### Records provided ###
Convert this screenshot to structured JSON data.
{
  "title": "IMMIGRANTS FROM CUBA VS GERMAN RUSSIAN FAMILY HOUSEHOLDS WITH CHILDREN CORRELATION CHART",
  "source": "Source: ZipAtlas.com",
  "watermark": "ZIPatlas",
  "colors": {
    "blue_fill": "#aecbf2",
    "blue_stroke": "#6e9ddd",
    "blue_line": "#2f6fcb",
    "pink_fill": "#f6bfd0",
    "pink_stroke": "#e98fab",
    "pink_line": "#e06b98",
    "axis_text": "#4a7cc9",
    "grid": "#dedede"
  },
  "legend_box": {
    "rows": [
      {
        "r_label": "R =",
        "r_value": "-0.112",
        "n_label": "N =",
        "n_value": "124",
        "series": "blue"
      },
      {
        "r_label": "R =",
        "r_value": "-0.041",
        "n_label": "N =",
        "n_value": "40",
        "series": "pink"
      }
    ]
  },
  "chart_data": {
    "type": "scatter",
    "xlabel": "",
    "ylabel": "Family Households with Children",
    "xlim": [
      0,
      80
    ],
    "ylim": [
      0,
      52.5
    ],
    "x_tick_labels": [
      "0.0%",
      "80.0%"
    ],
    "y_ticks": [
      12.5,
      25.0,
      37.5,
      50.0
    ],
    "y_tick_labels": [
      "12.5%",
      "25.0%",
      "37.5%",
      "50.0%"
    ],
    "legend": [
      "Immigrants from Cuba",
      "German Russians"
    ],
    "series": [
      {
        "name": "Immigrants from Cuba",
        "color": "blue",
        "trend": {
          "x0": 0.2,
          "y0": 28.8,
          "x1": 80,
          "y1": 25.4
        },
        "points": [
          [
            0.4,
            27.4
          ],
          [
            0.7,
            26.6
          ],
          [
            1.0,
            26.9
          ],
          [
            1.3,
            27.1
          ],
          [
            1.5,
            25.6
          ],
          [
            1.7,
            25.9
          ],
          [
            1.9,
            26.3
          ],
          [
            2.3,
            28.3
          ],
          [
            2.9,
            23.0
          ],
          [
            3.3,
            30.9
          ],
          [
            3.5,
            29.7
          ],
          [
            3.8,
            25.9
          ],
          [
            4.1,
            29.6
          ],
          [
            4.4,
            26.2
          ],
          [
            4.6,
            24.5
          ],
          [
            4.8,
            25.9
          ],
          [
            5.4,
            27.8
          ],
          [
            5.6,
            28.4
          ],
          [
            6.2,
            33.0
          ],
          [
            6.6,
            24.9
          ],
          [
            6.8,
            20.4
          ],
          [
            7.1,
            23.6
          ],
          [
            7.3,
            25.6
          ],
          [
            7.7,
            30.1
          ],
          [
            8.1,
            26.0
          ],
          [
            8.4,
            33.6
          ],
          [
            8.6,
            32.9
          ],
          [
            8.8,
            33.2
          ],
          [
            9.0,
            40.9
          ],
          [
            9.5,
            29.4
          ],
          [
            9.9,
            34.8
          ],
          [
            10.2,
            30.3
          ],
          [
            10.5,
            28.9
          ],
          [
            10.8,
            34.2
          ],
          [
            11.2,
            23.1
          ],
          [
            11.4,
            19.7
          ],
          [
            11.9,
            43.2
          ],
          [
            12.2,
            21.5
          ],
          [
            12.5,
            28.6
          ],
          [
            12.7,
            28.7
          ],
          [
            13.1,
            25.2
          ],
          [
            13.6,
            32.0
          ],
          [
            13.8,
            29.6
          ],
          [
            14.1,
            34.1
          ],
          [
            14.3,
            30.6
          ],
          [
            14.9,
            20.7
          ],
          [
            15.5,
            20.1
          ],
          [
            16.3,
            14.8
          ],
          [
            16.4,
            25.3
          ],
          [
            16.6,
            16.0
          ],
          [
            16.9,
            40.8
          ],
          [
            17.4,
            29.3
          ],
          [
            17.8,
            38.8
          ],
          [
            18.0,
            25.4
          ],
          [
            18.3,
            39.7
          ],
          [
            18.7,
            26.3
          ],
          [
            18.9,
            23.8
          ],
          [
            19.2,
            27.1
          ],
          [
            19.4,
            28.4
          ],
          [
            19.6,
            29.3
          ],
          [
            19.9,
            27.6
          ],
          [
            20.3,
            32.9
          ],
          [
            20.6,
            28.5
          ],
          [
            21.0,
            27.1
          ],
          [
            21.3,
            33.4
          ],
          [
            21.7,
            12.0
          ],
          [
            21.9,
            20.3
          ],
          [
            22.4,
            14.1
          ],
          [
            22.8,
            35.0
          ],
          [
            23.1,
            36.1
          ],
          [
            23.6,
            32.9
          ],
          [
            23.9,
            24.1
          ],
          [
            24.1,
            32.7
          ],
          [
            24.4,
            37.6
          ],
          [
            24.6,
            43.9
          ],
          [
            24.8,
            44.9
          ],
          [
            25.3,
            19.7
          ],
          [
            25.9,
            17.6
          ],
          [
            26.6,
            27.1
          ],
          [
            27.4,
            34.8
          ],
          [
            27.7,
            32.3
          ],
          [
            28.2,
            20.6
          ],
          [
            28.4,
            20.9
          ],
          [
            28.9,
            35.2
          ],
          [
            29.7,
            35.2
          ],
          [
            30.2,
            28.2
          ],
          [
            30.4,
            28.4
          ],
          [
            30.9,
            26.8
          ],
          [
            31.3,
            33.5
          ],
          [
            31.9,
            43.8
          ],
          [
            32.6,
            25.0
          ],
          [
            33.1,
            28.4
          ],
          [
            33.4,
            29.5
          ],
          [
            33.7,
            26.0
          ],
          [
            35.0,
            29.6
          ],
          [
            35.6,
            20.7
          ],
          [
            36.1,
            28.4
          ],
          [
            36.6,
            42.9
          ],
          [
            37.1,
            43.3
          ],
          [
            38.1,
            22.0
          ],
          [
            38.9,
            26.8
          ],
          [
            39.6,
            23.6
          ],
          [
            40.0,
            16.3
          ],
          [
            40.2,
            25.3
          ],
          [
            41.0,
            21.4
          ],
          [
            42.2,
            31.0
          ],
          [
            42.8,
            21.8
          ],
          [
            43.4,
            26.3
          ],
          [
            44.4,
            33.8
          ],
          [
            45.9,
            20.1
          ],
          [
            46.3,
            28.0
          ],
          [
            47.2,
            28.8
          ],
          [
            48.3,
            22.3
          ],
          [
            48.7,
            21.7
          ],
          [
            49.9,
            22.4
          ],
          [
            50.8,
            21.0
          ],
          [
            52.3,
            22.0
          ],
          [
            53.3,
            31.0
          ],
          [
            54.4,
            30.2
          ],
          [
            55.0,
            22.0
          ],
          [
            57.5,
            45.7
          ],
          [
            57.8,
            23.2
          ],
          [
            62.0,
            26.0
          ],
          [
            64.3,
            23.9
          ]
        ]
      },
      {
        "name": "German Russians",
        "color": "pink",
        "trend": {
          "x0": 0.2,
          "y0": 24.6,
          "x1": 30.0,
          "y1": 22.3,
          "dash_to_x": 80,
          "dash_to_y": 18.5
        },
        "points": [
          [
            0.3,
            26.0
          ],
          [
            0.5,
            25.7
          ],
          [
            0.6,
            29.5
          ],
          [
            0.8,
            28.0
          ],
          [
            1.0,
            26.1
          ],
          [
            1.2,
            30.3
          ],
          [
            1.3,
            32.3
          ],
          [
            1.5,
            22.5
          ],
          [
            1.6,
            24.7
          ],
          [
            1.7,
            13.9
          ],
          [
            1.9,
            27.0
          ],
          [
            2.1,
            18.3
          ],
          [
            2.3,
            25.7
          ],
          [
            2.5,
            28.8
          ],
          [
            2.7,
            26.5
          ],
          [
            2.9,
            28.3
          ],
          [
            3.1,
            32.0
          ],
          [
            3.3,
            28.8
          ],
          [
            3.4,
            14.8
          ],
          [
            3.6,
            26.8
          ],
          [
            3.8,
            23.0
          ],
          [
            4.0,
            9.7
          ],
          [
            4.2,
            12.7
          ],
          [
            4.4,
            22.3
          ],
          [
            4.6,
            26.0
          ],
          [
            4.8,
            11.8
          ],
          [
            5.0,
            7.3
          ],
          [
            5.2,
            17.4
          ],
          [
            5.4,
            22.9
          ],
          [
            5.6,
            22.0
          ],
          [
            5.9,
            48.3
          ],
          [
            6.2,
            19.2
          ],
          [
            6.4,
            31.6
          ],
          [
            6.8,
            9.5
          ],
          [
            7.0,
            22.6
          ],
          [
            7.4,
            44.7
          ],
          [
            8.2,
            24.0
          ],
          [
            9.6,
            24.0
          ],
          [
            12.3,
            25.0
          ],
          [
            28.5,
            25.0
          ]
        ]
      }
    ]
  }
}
###
Task statement: Review the preceding data and report every line that includes the string "name".

Response to this task:
        "name": "Immigrants from Cuba",
        "name": "German Russians",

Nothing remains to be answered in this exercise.